Task prompt: Wherever the word "Number" turns up in a line of the entries, copy that line.

A block of data:
---+---

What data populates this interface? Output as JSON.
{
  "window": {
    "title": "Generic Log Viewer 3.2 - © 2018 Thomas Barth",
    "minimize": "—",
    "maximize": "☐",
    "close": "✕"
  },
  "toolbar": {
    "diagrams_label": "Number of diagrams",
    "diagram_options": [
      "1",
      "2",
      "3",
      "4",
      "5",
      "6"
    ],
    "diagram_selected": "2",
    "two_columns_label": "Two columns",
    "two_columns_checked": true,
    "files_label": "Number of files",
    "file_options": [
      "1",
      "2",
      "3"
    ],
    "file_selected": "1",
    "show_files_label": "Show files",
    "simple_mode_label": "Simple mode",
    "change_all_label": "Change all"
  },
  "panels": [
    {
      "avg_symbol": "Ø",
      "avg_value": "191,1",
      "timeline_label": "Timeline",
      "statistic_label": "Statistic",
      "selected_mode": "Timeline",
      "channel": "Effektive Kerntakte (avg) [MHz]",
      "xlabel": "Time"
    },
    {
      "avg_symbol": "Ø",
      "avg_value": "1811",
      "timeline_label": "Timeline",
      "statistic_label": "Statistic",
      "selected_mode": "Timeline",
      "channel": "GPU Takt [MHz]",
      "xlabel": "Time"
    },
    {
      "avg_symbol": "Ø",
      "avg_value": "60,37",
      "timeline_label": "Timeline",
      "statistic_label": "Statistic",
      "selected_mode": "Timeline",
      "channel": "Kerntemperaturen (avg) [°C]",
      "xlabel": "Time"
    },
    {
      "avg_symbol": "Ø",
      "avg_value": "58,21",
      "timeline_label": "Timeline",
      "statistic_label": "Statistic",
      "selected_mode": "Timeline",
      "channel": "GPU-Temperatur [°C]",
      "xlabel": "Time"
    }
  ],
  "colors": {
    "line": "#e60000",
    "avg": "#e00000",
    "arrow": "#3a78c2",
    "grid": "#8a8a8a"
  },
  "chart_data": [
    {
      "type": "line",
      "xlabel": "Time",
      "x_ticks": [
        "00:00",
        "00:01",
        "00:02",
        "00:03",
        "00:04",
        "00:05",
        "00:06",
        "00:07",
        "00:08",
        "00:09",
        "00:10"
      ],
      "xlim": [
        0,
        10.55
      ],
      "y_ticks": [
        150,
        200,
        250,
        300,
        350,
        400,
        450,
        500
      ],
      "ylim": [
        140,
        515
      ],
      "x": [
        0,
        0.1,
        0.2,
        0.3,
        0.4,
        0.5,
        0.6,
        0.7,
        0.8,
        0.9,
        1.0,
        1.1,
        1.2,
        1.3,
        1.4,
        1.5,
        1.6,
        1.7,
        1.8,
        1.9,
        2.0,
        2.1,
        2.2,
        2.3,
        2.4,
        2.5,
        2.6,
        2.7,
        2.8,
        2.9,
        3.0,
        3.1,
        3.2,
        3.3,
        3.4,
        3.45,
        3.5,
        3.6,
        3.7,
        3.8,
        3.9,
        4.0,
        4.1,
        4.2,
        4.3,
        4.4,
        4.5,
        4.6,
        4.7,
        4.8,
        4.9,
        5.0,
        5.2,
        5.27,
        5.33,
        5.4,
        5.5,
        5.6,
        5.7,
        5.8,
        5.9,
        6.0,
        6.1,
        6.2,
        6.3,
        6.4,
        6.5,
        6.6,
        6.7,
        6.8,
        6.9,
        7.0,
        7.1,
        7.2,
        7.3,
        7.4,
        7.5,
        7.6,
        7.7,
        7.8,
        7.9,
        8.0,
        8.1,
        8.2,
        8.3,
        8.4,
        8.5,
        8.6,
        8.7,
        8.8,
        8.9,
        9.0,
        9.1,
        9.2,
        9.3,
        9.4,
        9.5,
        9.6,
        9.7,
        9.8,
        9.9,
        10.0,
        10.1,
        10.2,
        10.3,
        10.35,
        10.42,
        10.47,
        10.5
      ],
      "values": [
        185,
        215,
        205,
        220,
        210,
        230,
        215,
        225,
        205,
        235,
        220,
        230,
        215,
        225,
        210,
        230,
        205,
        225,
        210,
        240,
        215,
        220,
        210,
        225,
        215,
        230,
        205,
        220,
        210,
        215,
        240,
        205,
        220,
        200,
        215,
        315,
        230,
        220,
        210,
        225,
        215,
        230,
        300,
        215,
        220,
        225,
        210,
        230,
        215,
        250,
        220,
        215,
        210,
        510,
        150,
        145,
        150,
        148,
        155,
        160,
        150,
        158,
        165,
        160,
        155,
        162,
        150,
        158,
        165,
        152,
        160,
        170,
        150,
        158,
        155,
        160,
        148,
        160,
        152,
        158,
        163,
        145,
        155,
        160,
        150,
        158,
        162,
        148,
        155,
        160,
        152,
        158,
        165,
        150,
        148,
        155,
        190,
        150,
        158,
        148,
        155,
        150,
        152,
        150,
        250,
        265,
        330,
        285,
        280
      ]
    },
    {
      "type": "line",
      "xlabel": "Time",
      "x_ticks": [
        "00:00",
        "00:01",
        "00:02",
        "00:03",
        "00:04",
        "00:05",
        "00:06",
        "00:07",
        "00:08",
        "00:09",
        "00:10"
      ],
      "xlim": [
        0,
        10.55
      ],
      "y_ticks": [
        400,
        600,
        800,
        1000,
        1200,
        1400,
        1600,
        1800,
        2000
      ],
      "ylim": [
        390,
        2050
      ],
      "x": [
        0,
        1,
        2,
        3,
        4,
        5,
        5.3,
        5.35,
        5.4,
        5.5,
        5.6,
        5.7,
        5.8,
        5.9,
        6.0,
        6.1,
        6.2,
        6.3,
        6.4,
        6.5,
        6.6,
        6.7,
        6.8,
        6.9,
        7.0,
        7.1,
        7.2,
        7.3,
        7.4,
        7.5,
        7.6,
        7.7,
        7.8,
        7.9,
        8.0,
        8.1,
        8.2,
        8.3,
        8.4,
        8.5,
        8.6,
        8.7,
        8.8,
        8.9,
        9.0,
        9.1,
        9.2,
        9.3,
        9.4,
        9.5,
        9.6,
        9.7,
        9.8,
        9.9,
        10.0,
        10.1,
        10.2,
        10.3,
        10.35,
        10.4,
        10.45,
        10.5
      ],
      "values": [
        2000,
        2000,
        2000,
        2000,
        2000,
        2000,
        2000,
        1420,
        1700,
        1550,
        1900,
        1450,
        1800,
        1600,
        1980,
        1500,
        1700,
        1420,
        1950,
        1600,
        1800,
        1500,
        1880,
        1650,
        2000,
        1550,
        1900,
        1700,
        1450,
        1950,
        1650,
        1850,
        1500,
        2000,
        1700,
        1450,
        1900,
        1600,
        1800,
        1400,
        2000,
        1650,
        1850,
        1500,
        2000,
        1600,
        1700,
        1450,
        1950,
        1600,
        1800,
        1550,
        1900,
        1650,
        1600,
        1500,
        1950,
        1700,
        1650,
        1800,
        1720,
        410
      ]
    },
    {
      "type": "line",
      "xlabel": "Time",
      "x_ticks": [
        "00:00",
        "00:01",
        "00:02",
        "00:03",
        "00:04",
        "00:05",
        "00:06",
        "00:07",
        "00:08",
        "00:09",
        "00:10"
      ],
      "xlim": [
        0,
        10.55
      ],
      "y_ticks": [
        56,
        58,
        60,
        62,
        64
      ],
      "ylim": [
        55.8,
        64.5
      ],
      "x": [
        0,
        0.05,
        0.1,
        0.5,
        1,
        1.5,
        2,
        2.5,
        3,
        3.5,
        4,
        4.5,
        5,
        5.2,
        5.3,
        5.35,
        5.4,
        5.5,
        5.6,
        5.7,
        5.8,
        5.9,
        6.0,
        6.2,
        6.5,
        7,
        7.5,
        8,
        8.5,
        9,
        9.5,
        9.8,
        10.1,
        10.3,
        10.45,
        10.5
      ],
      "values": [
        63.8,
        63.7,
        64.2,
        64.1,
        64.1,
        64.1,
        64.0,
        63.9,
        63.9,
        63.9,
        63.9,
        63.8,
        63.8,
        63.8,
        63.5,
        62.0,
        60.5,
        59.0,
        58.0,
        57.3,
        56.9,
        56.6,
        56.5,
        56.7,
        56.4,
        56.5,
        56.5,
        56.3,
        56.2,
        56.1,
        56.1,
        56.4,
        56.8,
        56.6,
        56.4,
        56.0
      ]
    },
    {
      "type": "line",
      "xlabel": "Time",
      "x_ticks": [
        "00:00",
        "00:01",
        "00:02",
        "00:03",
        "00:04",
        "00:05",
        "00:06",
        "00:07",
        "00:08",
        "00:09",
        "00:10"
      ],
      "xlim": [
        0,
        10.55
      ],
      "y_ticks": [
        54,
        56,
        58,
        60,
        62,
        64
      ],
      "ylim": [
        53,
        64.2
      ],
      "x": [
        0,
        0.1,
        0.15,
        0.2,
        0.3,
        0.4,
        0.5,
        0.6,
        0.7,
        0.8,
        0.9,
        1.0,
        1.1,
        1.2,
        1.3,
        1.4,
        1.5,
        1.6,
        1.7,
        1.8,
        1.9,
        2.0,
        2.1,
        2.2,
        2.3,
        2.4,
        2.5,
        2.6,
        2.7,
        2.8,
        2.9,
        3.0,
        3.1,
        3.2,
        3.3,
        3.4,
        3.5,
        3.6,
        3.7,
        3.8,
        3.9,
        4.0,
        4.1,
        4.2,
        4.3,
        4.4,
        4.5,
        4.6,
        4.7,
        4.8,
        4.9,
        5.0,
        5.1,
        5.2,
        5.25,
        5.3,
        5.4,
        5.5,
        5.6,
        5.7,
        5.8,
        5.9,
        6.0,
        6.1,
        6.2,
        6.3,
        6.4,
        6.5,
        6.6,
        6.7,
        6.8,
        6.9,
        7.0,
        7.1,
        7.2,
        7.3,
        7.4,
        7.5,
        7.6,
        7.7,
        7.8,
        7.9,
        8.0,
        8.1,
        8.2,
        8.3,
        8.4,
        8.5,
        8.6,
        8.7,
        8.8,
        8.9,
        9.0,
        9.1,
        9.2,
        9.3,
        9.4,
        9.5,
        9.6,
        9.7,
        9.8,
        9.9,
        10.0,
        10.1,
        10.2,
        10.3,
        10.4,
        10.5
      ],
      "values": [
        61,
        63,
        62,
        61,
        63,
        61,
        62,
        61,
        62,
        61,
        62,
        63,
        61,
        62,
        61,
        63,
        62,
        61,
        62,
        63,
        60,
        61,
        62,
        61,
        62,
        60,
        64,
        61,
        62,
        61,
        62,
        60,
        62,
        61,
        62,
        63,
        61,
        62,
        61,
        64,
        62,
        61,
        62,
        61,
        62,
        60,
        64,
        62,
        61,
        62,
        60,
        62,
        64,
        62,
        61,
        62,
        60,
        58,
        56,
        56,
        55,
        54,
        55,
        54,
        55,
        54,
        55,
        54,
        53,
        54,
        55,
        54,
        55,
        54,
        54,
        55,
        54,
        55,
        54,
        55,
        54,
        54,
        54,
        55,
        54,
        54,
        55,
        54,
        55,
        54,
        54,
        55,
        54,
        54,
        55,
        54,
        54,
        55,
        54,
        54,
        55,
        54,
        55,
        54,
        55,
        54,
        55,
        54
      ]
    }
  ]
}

---+---

Reply to the task:
    "diagrams_label": "Number of diagrams",
    "files_label": "Number of files",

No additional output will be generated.